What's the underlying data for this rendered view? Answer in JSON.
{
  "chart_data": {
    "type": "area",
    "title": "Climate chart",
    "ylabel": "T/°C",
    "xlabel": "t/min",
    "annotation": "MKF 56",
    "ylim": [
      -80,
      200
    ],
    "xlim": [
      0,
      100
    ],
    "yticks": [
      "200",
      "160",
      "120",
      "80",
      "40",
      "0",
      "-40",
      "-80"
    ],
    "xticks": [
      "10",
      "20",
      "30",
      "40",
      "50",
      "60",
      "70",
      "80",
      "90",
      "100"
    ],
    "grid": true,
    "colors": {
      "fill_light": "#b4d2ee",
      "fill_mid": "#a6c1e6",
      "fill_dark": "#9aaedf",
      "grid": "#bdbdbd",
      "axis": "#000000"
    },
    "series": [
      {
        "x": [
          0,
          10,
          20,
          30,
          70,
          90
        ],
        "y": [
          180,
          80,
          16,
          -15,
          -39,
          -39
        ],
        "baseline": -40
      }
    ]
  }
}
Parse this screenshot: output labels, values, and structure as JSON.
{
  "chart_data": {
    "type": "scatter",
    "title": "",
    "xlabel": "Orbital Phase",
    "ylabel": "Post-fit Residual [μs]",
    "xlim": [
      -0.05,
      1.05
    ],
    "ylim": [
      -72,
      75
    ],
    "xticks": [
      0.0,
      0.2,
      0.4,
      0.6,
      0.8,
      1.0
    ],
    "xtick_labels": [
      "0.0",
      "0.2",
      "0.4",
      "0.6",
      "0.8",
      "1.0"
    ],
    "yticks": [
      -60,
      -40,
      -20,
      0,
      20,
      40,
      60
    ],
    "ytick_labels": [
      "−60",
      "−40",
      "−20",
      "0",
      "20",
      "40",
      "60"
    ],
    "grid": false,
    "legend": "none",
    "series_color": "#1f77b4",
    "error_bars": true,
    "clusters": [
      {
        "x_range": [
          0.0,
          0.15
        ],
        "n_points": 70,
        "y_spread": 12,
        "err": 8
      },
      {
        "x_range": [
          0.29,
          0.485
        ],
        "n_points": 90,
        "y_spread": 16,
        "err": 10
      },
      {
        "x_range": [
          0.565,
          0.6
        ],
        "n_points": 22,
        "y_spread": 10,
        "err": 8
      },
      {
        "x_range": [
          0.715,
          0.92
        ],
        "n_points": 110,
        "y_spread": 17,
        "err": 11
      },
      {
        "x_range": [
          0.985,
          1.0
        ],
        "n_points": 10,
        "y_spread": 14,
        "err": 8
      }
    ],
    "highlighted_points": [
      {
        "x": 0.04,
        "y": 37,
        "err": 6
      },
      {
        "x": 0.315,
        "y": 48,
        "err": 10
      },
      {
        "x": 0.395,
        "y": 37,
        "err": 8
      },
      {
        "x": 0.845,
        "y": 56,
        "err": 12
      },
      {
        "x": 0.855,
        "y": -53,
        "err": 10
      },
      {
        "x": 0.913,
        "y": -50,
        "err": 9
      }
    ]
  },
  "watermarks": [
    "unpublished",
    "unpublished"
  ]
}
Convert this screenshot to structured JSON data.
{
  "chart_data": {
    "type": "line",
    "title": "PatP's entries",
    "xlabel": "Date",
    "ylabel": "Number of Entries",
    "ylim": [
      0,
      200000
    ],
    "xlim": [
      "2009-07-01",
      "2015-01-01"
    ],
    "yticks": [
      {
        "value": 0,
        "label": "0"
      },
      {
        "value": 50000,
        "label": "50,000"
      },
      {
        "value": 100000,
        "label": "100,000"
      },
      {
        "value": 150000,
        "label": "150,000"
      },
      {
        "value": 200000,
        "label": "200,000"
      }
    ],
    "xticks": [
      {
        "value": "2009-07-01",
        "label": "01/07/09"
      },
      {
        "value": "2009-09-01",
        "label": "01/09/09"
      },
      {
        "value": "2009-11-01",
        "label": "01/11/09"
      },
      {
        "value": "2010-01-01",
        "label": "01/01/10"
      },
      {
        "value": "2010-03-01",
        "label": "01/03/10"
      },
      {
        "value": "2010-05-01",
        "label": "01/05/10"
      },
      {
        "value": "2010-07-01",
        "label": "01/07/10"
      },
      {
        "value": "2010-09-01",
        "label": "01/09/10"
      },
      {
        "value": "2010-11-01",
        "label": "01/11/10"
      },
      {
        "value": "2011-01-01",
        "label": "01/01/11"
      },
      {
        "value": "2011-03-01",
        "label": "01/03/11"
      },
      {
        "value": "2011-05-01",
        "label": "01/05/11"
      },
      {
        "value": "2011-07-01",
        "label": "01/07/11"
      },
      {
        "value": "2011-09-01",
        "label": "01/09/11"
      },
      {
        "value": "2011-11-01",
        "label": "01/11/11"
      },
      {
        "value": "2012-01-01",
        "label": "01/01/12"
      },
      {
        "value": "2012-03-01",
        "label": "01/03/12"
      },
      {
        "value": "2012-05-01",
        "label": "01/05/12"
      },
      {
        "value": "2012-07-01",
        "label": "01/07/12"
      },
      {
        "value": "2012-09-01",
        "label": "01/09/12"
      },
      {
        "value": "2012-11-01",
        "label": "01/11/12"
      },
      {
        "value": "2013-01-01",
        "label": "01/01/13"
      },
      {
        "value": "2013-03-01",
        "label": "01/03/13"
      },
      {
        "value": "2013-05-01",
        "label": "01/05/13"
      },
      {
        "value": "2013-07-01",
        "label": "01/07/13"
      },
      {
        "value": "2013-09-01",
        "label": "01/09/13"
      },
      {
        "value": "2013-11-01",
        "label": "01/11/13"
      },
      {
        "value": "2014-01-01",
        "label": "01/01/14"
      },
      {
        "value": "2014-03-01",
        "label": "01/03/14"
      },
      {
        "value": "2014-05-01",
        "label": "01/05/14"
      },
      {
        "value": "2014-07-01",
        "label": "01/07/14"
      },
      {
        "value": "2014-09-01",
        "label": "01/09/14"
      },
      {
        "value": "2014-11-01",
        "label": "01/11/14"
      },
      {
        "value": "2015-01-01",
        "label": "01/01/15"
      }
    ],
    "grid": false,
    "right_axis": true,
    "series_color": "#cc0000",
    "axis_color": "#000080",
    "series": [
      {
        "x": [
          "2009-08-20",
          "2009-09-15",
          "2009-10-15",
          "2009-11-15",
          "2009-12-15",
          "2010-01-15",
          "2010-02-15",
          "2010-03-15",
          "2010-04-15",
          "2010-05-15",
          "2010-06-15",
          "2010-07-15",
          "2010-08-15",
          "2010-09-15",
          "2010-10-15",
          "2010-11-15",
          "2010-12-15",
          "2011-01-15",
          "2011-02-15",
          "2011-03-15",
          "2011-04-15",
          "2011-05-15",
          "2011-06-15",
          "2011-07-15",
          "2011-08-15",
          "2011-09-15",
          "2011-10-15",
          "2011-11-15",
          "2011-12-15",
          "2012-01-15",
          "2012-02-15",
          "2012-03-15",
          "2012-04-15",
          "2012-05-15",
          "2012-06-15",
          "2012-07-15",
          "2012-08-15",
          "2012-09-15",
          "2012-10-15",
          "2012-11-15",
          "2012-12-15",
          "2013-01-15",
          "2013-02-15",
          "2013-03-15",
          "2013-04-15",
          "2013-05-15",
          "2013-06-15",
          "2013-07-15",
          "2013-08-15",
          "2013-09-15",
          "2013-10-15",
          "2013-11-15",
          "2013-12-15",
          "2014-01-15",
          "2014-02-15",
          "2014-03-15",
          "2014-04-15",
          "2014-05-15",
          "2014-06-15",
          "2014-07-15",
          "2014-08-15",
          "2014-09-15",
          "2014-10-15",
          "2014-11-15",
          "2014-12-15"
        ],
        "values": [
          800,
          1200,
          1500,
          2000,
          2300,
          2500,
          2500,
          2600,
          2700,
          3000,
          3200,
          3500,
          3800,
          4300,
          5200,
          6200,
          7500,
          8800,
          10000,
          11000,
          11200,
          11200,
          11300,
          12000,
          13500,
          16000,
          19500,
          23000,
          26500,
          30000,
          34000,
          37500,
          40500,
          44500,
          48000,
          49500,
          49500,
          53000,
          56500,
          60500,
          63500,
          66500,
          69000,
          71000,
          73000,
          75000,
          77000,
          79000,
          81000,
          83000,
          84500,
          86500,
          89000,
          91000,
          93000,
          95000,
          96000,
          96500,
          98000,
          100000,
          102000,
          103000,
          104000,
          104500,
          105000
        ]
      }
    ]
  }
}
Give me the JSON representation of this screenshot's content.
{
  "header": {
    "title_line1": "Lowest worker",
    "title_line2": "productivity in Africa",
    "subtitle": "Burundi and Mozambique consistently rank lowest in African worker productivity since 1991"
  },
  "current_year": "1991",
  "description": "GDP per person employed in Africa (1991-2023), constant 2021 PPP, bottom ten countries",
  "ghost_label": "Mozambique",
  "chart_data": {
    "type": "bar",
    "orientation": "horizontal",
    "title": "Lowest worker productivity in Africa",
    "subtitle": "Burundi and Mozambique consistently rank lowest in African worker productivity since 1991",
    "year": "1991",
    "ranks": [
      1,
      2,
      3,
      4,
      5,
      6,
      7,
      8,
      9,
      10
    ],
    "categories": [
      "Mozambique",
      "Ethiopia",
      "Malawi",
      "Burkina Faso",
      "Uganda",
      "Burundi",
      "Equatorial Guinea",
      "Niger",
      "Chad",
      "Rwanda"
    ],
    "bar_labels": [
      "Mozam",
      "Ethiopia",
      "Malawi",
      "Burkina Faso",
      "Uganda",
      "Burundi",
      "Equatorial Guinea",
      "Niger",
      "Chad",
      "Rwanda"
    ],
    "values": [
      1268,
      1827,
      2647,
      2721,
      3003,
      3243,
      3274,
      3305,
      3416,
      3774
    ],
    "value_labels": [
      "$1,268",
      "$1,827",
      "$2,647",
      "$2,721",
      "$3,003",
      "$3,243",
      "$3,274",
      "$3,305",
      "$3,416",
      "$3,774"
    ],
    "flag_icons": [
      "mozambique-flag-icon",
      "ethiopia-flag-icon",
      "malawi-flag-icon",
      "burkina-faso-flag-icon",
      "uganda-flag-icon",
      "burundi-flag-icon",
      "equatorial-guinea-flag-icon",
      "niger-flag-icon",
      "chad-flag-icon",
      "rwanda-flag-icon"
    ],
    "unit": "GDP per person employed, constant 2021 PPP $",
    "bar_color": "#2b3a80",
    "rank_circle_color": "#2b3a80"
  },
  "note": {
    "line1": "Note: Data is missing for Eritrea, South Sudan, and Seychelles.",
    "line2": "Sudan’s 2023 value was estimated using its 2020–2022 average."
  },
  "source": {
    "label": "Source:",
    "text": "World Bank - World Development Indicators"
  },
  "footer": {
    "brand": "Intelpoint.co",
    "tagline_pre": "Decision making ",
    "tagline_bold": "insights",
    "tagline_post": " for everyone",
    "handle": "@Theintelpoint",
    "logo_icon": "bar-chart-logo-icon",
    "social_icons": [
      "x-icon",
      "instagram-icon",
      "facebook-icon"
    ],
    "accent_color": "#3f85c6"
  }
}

EXERCISE PROMPT = Using the listing above, state the number of lines that hold "this", with no other text.

EXERCISE RESULT = 4